| Exercise brief |
Tally the lines containing the word "Seafood", and report the tally alone.

Chart and figure data
— Begin —
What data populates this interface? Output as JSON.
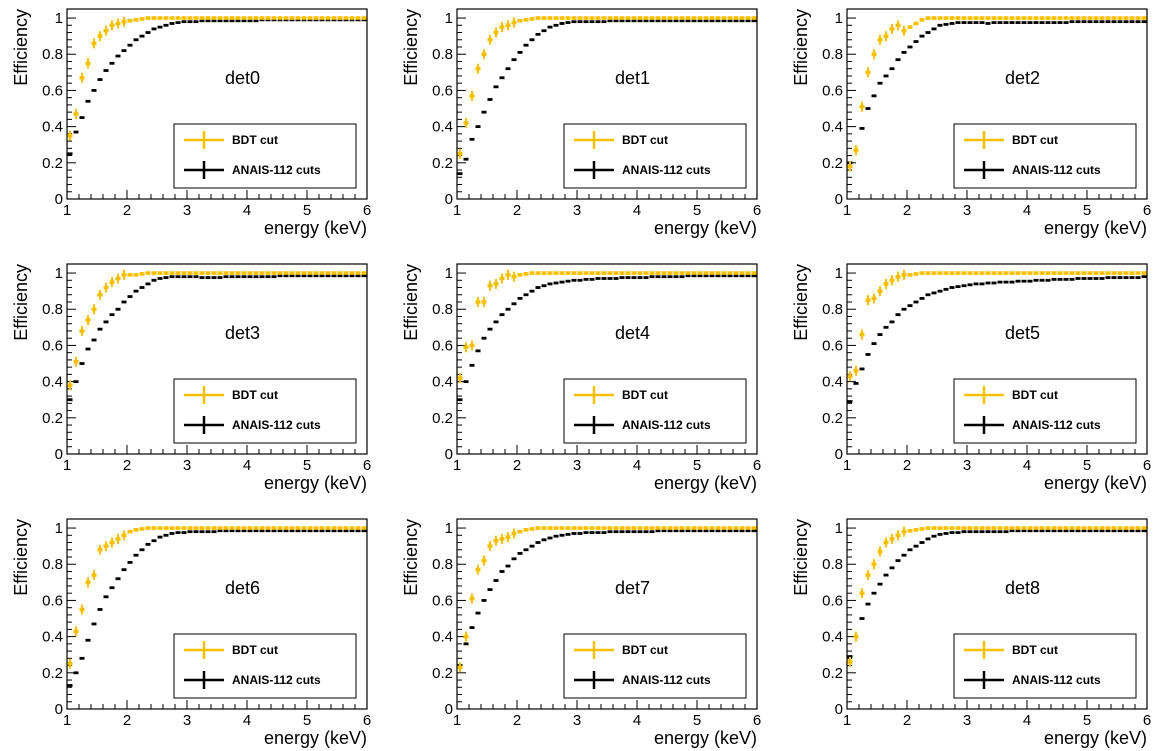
{
  "chart_data": {
    "type": "scatter",
    "layout": "3x3 grid",
    "legend_placement": "bottom-right",
    "grid": false,
    "xlabel": "energy (keV)",
    "ylabel": "Efficiency",
    "xlim": [
      1,
      6
    ],
    "ylim": [
      0,
      1.05
    ],
    "xticks": [
      "1",
      "2",
      "3",
      "4",
      "5",
      "6"
    ],
    "yticks": [
      "0",
      "0.2",
      "0.4",
      "0.6",
      "0.8",
      "1"
    ],
    "legend": [
      "BDT cut",
      "ANAIS-112 cuts"
    ],
    "colors": {
      "bdt": "#f5c000",
      "anais": "#000000"
    },
    "x": [
      1.05,
      1.15,
      1.25,
      1.35,
      1.45,
      1.55,
      1.65,
      1.75,
      1.85,
      1.95,
      2.05,
      2.15,
      2.25,
      2.35,
      2.45,
      2.55,
      2.65,
      2.75,
      2.85,
      2.95,
      3.05,
      3.15,
      3.25,
      3.35,
      3.45,
      3.55,
      3.65,
      3.75,
      3.85,
      3.95,
      4.05,
      4.15,
      4.25,
      4.35,
      4.45,
      4.55,
      4.65,
      4.75,
      4.85,
      4.95,
      5.05,
      5.15,
      5.25,
      5.35,
      5.45,
      5.55,
      5.65,
      5.75,
      5.85,
      5.95
    ],
    "panels": [
      {
        "label": "det0",
        "bdt": [
          0.35,
          0.47,
          0.67,
          0.75,
          0.86,
          0.9,
          0.93,
          0.96,
          0.97,
          0.98,
          0.985,
          0.99,
          0.995,
          1,
          1,
          1,
          1,
          1,
          1,
          1,
          1,
          1,
          1,
          1,
          1,
          1,
          1,
          1,
          1,
          1,
          1,
          1,
          1,
          1,
          1,
          1,
          1,
          1,
          1,
          1,
          1,
          1,
          1,
          1,
          1,
          1,
          1,
          1,
          1,
          1
        ],
        "anais": [
          0.25,
          0.37,
          0.45,
          0.54,
          0.6,
          0.66,
          0.71,
          0.75,
          0.79,
          0.82,
          0.85,
          0.88,
          0.9,
          0.92,
          0.94,
          0.95,
          0.96,
          0.97,
          0.975,
          0.98,
          0.98,
          0.98,
          0.985,
          0.985,
          0.985,
          0.985,
          0.985,
          0.985,
          0.985,
          0.985,
          0.985,
          0.985,
          0.99,
          0.99,
          0.99,
          0.99,
          0.99,
          0.99,
          0.99,
          0.99,
          0.99,
          0.99,
          0.99,
          0.99,
          0.99,
          0.99,
          0.99,
          0.99,
          0.99,
          0.99
        ]
      },
      {
        "label": "det1",
        "bdt": [
          0.25,
          0.42,
          0.57,
          0.72,
          0.8,
          0.88,
          0.92,
          0.95,
          0.96,
          0.975,
          0.985,
          0.99,
          0.995,
          1,
          1,
          1,
          1,
          1,
          1,
          1,
          1,
          1,
          1,
          1,
          1,
          1,
          1,
          1,
          1,
          1,
          1,
          1,
          1,
          1,
          1,
          1,
          1,
          1,
          1,
          1,
          1,
          1,
          1,
          1,
          1,
          1,
          1,
          1,
          1,
          1
        ],
        "anais": [
          0.14,
          0.22,
          0.33,
          0.4,
          0.48,
          0.55,
          0.62,
          0.67,
          0.72,
          0.77,
          0.81,
          0.85,
          0.88,
          0.91,
          0.93,
          0.95,
          0.96,
          0.97,
          0.975,
          0.98,
          0.98,
          0.98,
          0.98,
          0.98,
          0.98,
          0.985,
          0.985,
          0.985,
          0.985,
          0.985,
          0.985,
          0.985,
          0.985,
          0.985,
          0.985,
          0.985,
          0.985,
          0.985,
          0.985,
          0.985,
          0.985,
          0.985,
          0.985,
          0.985,
          0.985,
          0.985,
          0.985,
          0.985,
          0.985,
          0.985
        ]
      },
      {
        "label": "det2",
        "bdt": [
          0.18,
          0.27,
          0.51,
          0.7,
          0.8,
          0.88,
          0.9,
          0.94,
          0.96,
          0.93,
          0.95,
          0.97,
          0.99,
          1,
          1,
          1,
          1,
          1,
          1,
          1,
          1,
          1,
          1,
          1,
          1,
          1,
          1,
          1,
          1,
          1,
          1,
          1,
          1,
          1,
          1,
          1,
          1,
          1,
          1,
          1,
          1,
          1,
          1,
          1,
          1,
          1,
          1,
          1,
          1,
          1
        ],
        "anais": [
          0.2,
          0.27,
          0.39,
          0.5,
          0.57,
          0.64,
          0.68,
          0.72,
          0.77,
          0.81,
          0.84,
          0.87,
          0.9,
          0.92,
          0.94,
          0.96,
          0.965,
          0.97,
          0.975,
          0.975,
          0.975,
          0.975,
          0.975,
          0.97,
          0.975,
          0.975,
          0.975,
          0.975,
          0.975,
          0.975,
          0.975,
          0.975,
          0.975,
          0.975,
          0.975,
          0.975,
          0.975,
          0.98,
          0.98,
          0.98,
          0.98,
          0.98,
          0.98,
          0.98,
          0.98,
          0.98,
          0.98,
          0.98,
          0.98,
          0.98
        ]
      },
      {
        "label": "det3",
        "bdt": [
          0.38,
          0.51,
          0.68,
          0.74,
          0.8,
          0.88,
          0.92,
          0.95,
          0.97,
          0.99,
          0.99,
          0.99,
          0.995,
          1,
          1,
          1,
          1,
          1,
          1,
          1,
          1,
          1,
          1,
          1,
          1,
          1,
          1,
          1,
          1,
          1,
          1,
          1,
          1,
          1,
          1,
          1,
          1,
          1,
          1,
          1,
          1,
          1,
          1,
          1,
          1,
          1,
          1,
          1,
          1,
          1
        ],
        "anais": [
          0.3,
          0.4,
          0.5,
          0.58,
          0.63,
          0.69,
          0.73,
          0.77,
          0.8,
          0.84,
          0.87,
          0.9,
          0.92,
          0.94,
          0.96,
          0.97,
          0.975,
          0.98,
          0.98,
          0.98,
          0.98,
          0.98,
          0.975,
          0.975,
          0.975,
          0.975,
          0.98,
          0.98,
          0.98,
          0.98,
          0.98,
          0.98,
          0.98,
          0.98,
          0.98,
          0.985,
          0.985,
          0.985,
          0.985,
          0.985,
          0.985,
          0.985,
          0.985,
          0.985,
          0.985,
          0.985,
          0.985,
          0.985,
          0.985,
          0.985
        ]
      },
      {
        "label": "det4",
        "bdt": [
          0.42,
          0.59,
          0.6,
          0.84,
          0.84,
          0.93,
          0.94,
          0.97,
          0.99,
          0.98,
          0.99,
          0.995,
          1,
          1,
          1,
          1,
          1,
          1,
          1,
          1,
          1,
          1,
          1,
          1,
          1,
          1,
          1,
          1,
          1,
          1,
          1,
          1,
          1,
          1,
          1,
          1,
          1,
          1,
          1,
          1,
          1,
          1,
          1,
          1,
          1,
          1,
          1,
          1,
          1,
          1
        ],
        "anais": [
          0.3,
          0.4,
          0.49,
          0.57,
          0.64,
          0.69,
          0.73,
          0.77,
          0.8,
          0.83,
          0.86,
          0.88,
          0.9,
          0.92,
          0.93,
          0.94,
          0.945,
          0.95,
          0.955,
          0.96,
          0.96,
          0.965,
          0.965,
          0.97,
          0.97,
          0.97,
          0.97,
          0.975,
          0.975,
          0.975,
          0.975,
          0.975,
          0.98,
          0.98,
          0.98,
          0.98,
          0.98,
          0.98,
          0.985,
          0.985,
          0.985,
          0.985,
          0.985,
          0.985,
          0.985,
          0.985,
          0.985,
          0.985,
          0.985,
          0.985
        ]
      },
      {
        "label": "det5",
        "bdt": [
          0.43,
          0.46,
          0.66,
          0.85,
          0.86,
          0.9,
          0.94,
          0.96,
          0.98,
          0.99,
          0.99,
          0.995,
          1,
          1,
          1,
          1,
          1,
          1,
          1,
          1,
          1,
          1,
          1,
          1,
          1,
          1,
          1,
          1,
          1,
          1,
          1,
          1,
          1,
          1,
          1,
          1,
          1,
          1,
          1,
          1,
          1,
          1,
          1,
          1,
          1,
          1,
          1,
          1,
          1,
          1
        ],
        "anais": [
          0.29,
          0.39,
          0.47,
          0.55,
          0.61,
          0.66,
          0.7,
          0.73,
          0.77,
          0.8,
          0.82,
          0.84,
          0.86,
          0.88,
          0.89,
          0.9,
          0.91,
          0.92,
          0.925,
          0.93,
          0.935,
          0.94,
          0.94,
          0.945,
          0.945,
          0.95,
          0.95,
          0.95,
          0.955,
          0.955,
          0.955,
          0.96,
          0.96,
          0.96,
          0.965,
          0.965,
          0.965,
          0.965,
          0.97,
          0.97,
          0.97,
          0.97,
          0.97,
          0.975,
          0.975,
          0.975,
          0.975,
          0.975,
          0.975,
          0.98
        ]
      },
      {
        "label": "det6",
        "bdt": [
          0.25,
          0.43,
          0.55,
          0.7,
          0.74,
          0.88,
          0.9,
          0.92,
          0.94,
          0.96,
          0.98,
          0.99,
          0.995,
          1,
          1,
          1,
          1,
          1,
          1,
          1,
          1,
          1,
          1,
          1,
          1,
          1,
          1,
          1,
          1,
          1,
          1,
          1,
          1,
          1,
          1,
          1,
          1,
          1,
          1,
          1,
          1,
          1,
          1,
          1,
          1,
          1,
          1,
          1,
          1,
          1
        ],
        "anais": [
          0.13,
          0.2,
          0.28,
          0.38,
          0.47,
          0.55,
          0.62,
          0.67,
          0.72,
          0.77,
          0.81,
          0.85,
          0.88,
          0.91,
          0.93,
          0.95,
          0.96,
          0.97,
          0.975,
          0.975,
          0.98,
          0.98,
          0.98,
          0.98,
          0.98,
          0.985,
          0.985,
          0.985,
          0.985,
          0.985,
          0.985,
          0.985,
          0.985,
          0.985,
          0.985,
          0.985,
          0.985,
          0.985,
          0.985,
          0.985,
          0.985,
          0.985,
          0.985,
          0.985,
          0.985,
          0.985,
          0.985,
          0.985,
          0.985,
          0.985
        ]
      },
      {
        "label": "det7",
        "bdt": [
          0.23,
          0.4,
          0.61,
          0.77,
          0.82,
          0.9,
          0.93,
          0.94,
          0.95,
          0.97,
          0.98,
          0.99,
          0.995,
          1,
          1,
          1,
          1,
          1,
          1,
          1,
          1,
          1,
          1,
          1,
          1,
          1,
          1,
          1,
          1,
          1,
          1,
          1,
          1,
          1,
          1,
          1,
          1,
          1,
          1,
          1,
          1,
          1,
          1,
          1,
          1,
          1,
          1,
          1,
          1,
          1
        ],
        "anais": [
          0.24,
          0.36,
          0.45,
          0.53,
          0.6,
          0.66,
          0.71,
          0.76,
          0.79,
          0.83,
          0.86,
          0.88,
          0.9,
          0.92,
          0.935,
          0.945,
          0.955,
          0.96,
          0.965,
          0.97,
          0.97,
          0.975,
          0.975,
          0.975,
          0.975,
          0.98,
          0.98,
          0.98,
          0.98,
          0.98,
          0.98,
          0.98,
          0.98,
          0.985,
          0.985,
          0.985,
          0.985,
          0.985,
          0.985,
          0.985,
          0.985,
          0.985,
          0.985,
          0.985,
          0.985,
          0.985,
          0.985,
          0.985,
          0.985,
          0.985
        ]
      },
      {
        "label": "det8",
        "bdt": [
          0.26,
          0.4,
          0.64,
          0.74,
          0.8,
          0.87,
          0.92,
          0.94,
          0.96,
          0.98,
          0.985,
          0.99,
          0.995,
          1,
          1,
          1,
          1,
          1,
          1,
          1,
          1,
          1,
          1,
          1,
          1,
          1,
          1,
          1,
          1,
          1,
          1,
          1,
          1,
          1,
          1,
          1,
          1,
          1,
          1,
          1,
          1,
          1,
          1,
          1,
          1,
          1,
          1,
          1,
          1,
          1
        ],
        "anais": [
          0.29,
          0.4,
          0.5,
          0.58,
          0.64,
          0.69,
          0.74,
          0.78,
          0.82,
          0.85,
          0.88,
          0.9,
          0.92,
          0.94,
          0.955,
          0.965,
          0.97,
          0.975,
          0.975,
          0.98,
          0.98,
          0.98,
          0.98,
          0.98,
          0.98,
          0.98,
          0.98,
          0.985,
          0.985,
          0.985,
          0.985,
          0.985,
          0.985,
          0.985,
          0.985,
          0.985,
          0.985,
          0.985,
          0.985,
          0.985,
          0.985,
          0.985,
          0.985,
          0.985,
          0.985,
          0.985,
          0.985,
          0.985,
          0.985,
          0.985
        ]
      }
    ]
  }
}
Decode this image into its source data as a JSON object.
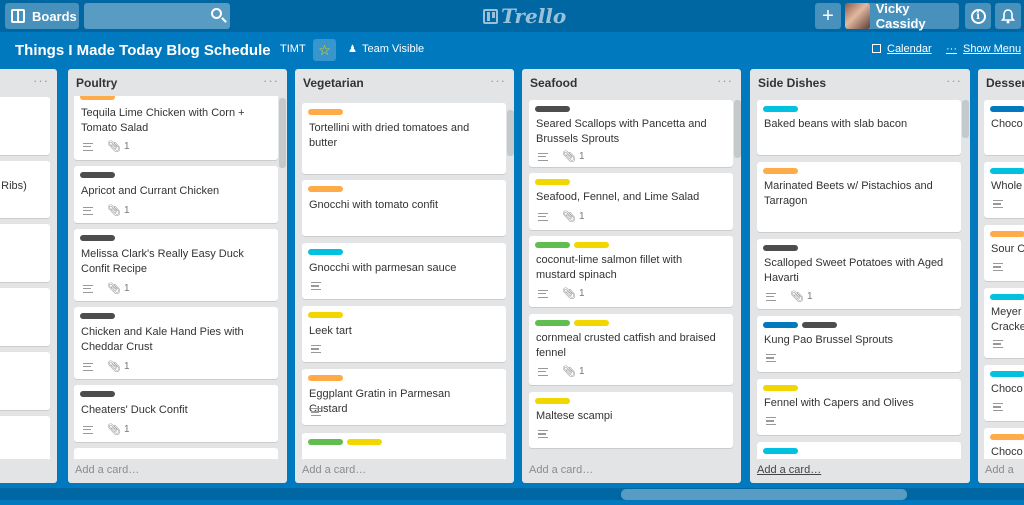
{
  "topbar": {
    "boards_label": "Boards",
    "search_placeholder": "",
    "logo_text": "Trello",
    "plus_label": "+",
    "user_name": "Vicky Cassidy",
    "info_label": "i"
  },
  "board": {
    "title": "Things I Made Today Blog Schedule",
    "team_badge": "TIMT",
    "visibility": "Team Visible",
    "calendar_label": "Calendar",
    "show_menu_label": "Show Menu",
    "menu_dots": "···"
  },
  "colors": {
    "board_bg": "#0079bf",
    "label_orange": "#ffab4a",
    "label_dark": "#4d4d4d",
    "label_blue": "#00c2e0",
    "label_yellow": "#f2d600",
    "label_green": "#61bd4f",
    "label_navy": "#0079bf"
  },
  "lists": [
    {
      "name": "",
      "cards": [
        {
          "title": ""
        },
        {
          "title": "b Ribs)"
        },
        {
          "title": ""
        },
        {
          "title": ""
        },
        {
          "title": ""
        },
        {
          "title": ""
        }
      ]
    },
    {
      "name": "Poultry",
      "add_card": "Add a card…",
      "cards": [
        {
          "labels": [
            "#ffab4a"
          ],
          "title": "Tequila Lime Chicken with Corn + Tomato Salad",
          "attachments": "1"
        },
        {
          "labels": [
            "#4d4d4d"
          ],
          "title": "Apricot and Currant Chicken",
          "attachments": "1"
        },
        {
          "labels": [
            "#4d4d4d"
          ],
          "title": "Melissa Clark's Really Easy Duck Confit Recipe",
          "attachments": "1"
        },
        {
          "labels": [
            "#4d4d4d"
          ],
          "title": "Chicken and Kale Hand Pies with Cheddar Crust",
          "attachments": "1"
        },
        {
          "labels": [
            "#4d4d4d"
          ],
          "title": "Cheaters' Duck Confit",
          "attachments": "1"
        }
      ]
    },
    {
      "name": "Vegetarian",
      "add_card": "Add a card…",
      "cards": [
        {
          "labels": [
            "#ffab4a"
          ],
          "title": "Tortellini with dried tomatoes and butter"
        },
        {
          "labels": [
            "#ffab4a"
          ],
          "title": "Gnocchi with tomato confit"
        },
        {
          "labels": [
            "#00c2e0"
          ],
          "title": "Gnocchi with parmesan sauce"
        },
        {
          "labels": [
            "#f2d600"
          ],
          "title": "Leek tart"
        },
        {
          "labels": [
            "#ffab4a"
          ],
          "title": "Eggplant Gratin in Parmesan Custard"
        },
        {
          "labels": [
            "#61bd4f",
            "#f2d600"
          ],
          "title": ""
        }
      ]
    },
    {
      "name": "Seafood",
      "add_card": "Add a card…",
      "cards": [
        {
          "labels": [
            "#4d4d4d"
          ],
          "title": "Seared Scallops with Pancetta and Brussels Sprouts",
          "attachments": "1"
        },
        {
          "labels": [
            "#f2d600"
          ],
          "title": "Seafood, Fennel, and Lime Salad",
          "attachments": "1"
        },
        {
          "labels": [
            "#61bd4f",
            "#f2d600"
          ],
          "title": "coconut-lime salmon fillet with mustard spinach",
          "attachments": "1"
        },
        {
          "labels": [
            "#61bd4f",
            "#f2d600"
          ],
          "title": "cornmeal crusted catfish and braised fennel",
          "attachments": "1"
        },
        {
          "labels": [
            "#f2d600"
          ],
          "title": "Maltese scampi"
        }
      ]
    },
    {
      "name": "Side Dishes",
      "add_card": "Add a card…",
      "cards": [
        {
          "labels": [
            "#00c2e0"
          ],
          "title": "Baked beans with slab bacon"
        },
        {
          "labels": [
            "#ffab4a"
          ],
          "title": "Marinated Beets w/ Pistachios and Tarragon"
        },
        {
          "labels": [
            "#4d4d4d"
          ],
          "title": "Scalloped Sweet Potatoes with Aged Havarti",
          "attachments": "1"
        },
        {
          "labels": [
            "#0079bf",
            "#4d4d4d"
          ],
          "title": "Kung Pao Brussel Sprouts"
        },
        {
          "labels": [
            "#f2d600"
          ],
          "title": "Fennel with Capers and Olives"
        },
        {
          "labels": [
            "#00c2e0"
          ],
          "title": ""
        }
      ]
    },
    {
      "name": "Desser",
      "add_card": "Add a",
      "cards": [
        {
          "labels": [
            "#0079bf"
          ],
          "title": "Choco"
        },
        {
          "labels": [
            "#00c2e0"
          ],
          "title": "Whole"
        },
        {
          "labels": [
            "#ffab4a"
          ],
          "title": "Sour C"
        },
        {
          "labels": [
            "#00c2e0"
          ],
          "title": "Meyer Cracke"
        },
        {
          "labels": [
            "#00c2e0"
          ],
          "title": "Choco"
        },
        {
          "labels": [
            "#ffab4a"
          ],
          "title": "Choco"
        }
      ]
    }
  ]
}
— End —
| The completed task |
2